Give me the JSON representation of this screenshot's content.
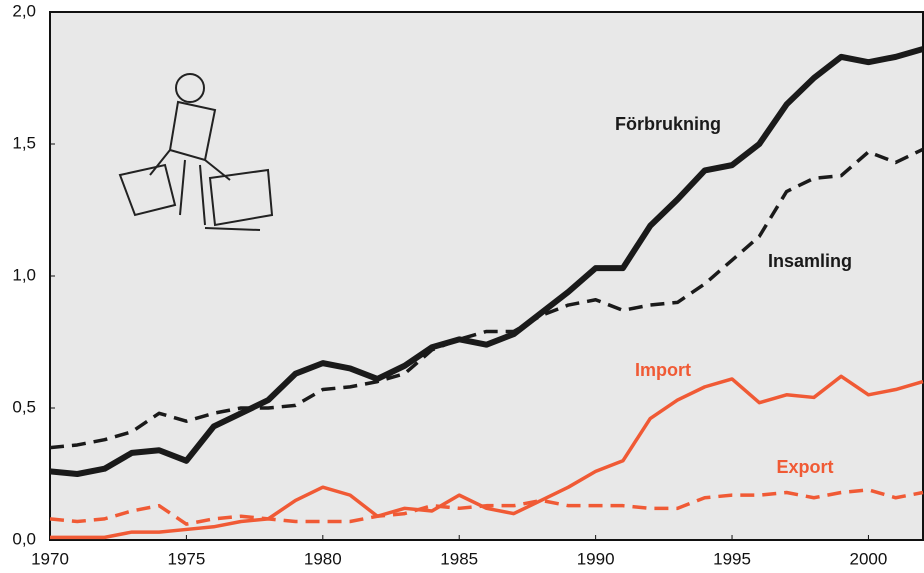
{
  "chart_data": {
    "type": "line",
    "x": [
      1970,
      1971,
      1972,
      1973,
      1974,
      1975,
      1976,
      1977,
      1978,
      1979,
      1980,
      1981,
      1982,
      1983,
      1984,
      1985,
      1986,
      1987,
      1988,
      1989,
      1990,
      1991,
      1992,
      1993,
      1994,
      1995,
      1996,
      1997,
      1998,
      1999,
      2000,
      2001,
      2002
    ],
    "series": [
      {
        "name": "Förbrukning",
        "color": "#1a1a1a",
        "dashed": false,
        "values": [
          0.26,
          0.25,
          0.27,
          0.33,
          0.34,
          0.3,
          0.43,
          0.48,
          0.53,
          0.63,
          0.67,
          0.65,
          0.61,
          0.66,
          0.73,
          0.76,
          0.74,
          0.78,
          0.86,
          0.94,
          1.03,
          1.03,
          1.19,
          1.29,
          1.4,
          1.42,
          1.5,
          1.65,
          1.75,
          1.83,
          1.81,
          1.83,
          1.86
        ]
      },
      {
        "name": "Insamling",
        "color": "#1a1a1a",
        "dashed": true,
        "values": [
          0.35,
          0.36,
          0.38,
          0.41,
          0.48,
          0.45,
          0.48,
          0.5,
          0.5,
          0.51,
          0.57,
          0.58,
          0.6,
          0.63,
          0.72,
          0.76,
          0.79,
          0.79,
          0.85,
          0.89,
          0.91,
          0.87,
          0.89,
          0.9,
          0.97,
          1.06,
          1.15,
          1.32,
          1.37,
          1.38,
          1.47,
          1.43,
          1.48
        ]
      },
      {
        "name": "Import",
        "color": "#f05a35",
        "dashed": false,
        "values": [
          0.01,
          0.01,
          0.01,
          0.03,
          0.03,
          0.04,
          0.05,
          0.07,
          0.08,
          0.15,
          0.2,
          0.17,
          0.09,
          0.12,
          0.11,
          0.17,
          0.12,
          0.1,
          0.15,
          0.2,
          0.26,
          0.3,
          0.46,
          0.53,
          0.58,
          0.61,
          0.52,
          0.55,
          0.54,
          0.62,
          0.55,
          0.57,
          0.6
        ]
      },
      {
        "name": "Export",
        "color": "#f05a35",
        "dashed": true,
        "values": [
          0.08,
          0.07,
          0.08,
          0.11,
          0.13,
          0.06,
          0.08,
          0.09,
          0.08,
          0.07,
          0.07,
          0.07,
          0.09,
          0.1,
          0.13,
          0.12,
          0.13,
          0.13,
          0.15,
          0.13,
          0.13,
          0.13,
          0.12,
          0.12,
          0.16,
          0.17,
          0.17,
          0.18,
          0.16,
          0.18,
          0.19,
          0.16,
          0.18
        ]
      }
    ],
    "xlim": [
      1970,
      2002
    ],
    "xticks": [
      1970,
      1975,
      1980,
      1985,
      1990,
      1995,
      2000
    ],
    "ylim": [
      0,
      2
    ],
    "yticks": [
      {
        "value": 0,
        "label": "0,0"
      },
      {
        "value": 0.5,
        "label": "0,5"
      },
      {
        "value": 1,
        "label": "1,0"
      },
      {
        "value": 1.5,
        "label": "1,5"
      },
      {
        "value": 2,
        "label": "2,0"
      }
    ]
  }
}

* * * *

__What to produce__
Give an exact copy of the material, leaving out every picture.

__Task output__
Give me the JSON representation of this screenshot's content.
{
  "chart_data": {
    "type": "line",
    "x": [
      1970,
      1971,
      1972,
      1973,
      1974,
      1975,
      1976,
      1977,
      1978,
      1979,
      1980,
      1981,
      1982,
      1983,
      1984,
      1985,
      1986,
      1987,
      1988,
      1989,
      1990,
      1991,
      1992,
      1993,
      1994,
      1995,
      1996,
      1997,
      1998,
      1999,
      2000,
      2001,
      2002
    ],
    "series": [
      {
        "name": "Förbrukning",
        "color": "#1a1a1a",
        "dashed": false,
        "values": [
          0.26,
          0.25,
          0.27,
          0.33,
          0.34,
          0.3,
          0.43,
          0.48,
          0.53,
          0.63,
          0.67,
          0.65,
          0.61,
          0.66,
          0.73,
          0.76,
          0.74,
          0.78,
          0.86,
          0.94,
          1.03,
          1.03,
          1.19,
          1.29,
          1.4,
          1.42,
          1.5,
          1.65,
          1.75,
          1.83,
          1.81,
          1.83,
          1.86
        ]
      },
      {
        "name": "Insamling",
        "color": "#1a1a1a",
        "dashed": true,
        "values": [
          0.35,
          0.36,
          0.38,
          0.41,
          0.48,
          0.45,
          0.48,
          0.5,
          0.5,
          0.51,
          0.57,
          0.58,
          0.6,
          0.63,
          0.72,
          0.76,
          0.79,
          0.79,
          0.85,
          0.89,
          0.91,
          0.87,
          0.89,
          0.9,
          0.97,
          1.06,
          1.15,
          1.32,
          1.37,
          1.38,
          1.47,
          1.43,
          1.48
        ]
      },
      {
        "name": "Import",
        "color": "#f05a35",
        "dashed": false,
        "values": [
          0.01,
          0.01,
          0.01,
          0.03,
          0.03,
          0.04,
          0.05,
          0.07,
          0.08,
          0.15,
          0.2,
          0.17,
          0.09,
          0.12,
          0.11,
          0.17,
          0.12,
          0.1,
          0.15,
          0.2,
          0.26,
          0.3,
          0.46,
          0.53,
          0.58,
          0.61,
          0.52,
          0.55,
          0.54,
          0.62,
          0.55,
          0.57,
          0.6
        ]
      },
      {
        "name": "Export",
        "color": "#f05a35",
        "dashed": true,
        "values": [
          0.08,
          0.07,
          0.08,
          0.11,
          0.13,
          0.06,
          0.08,
          0.09,
          0.08,
          0.07,
          0.07,
          0.07,
          0.09,
          0.1,
          0.13,
          0.12,
          0.13,
          0.13,
          0.15,
          0.13,
          0.13,
          0.13,
          0.12,
          0.12,
          0.16,
          0.17,
          0.17,
          0.18,
          0.16,
          0.18,
          0.19,
          0.16,
          0.18
        ]
      }
    ],
    "xlim": [
      1970,
      2002
    ],
    "xticks": [
      1970,
      1975,
      1980,
      1985,
      1990,
      1995,
      2000
    ],
    "ylim": [
      0,
      2
    ],
    "yticks": [
      {
        "value": 0,
        "label": "0,0"
      },
      {
        "value": 0.5,
        "label": "0,5"
      },
      {
        "value": 1,
        "label": "1,0"
      },
      {
        "value": 1.5,
        "label": "1,5"
      },
      {
        "value": 2,
        "label": "2,0"
      }
    ]
  }
}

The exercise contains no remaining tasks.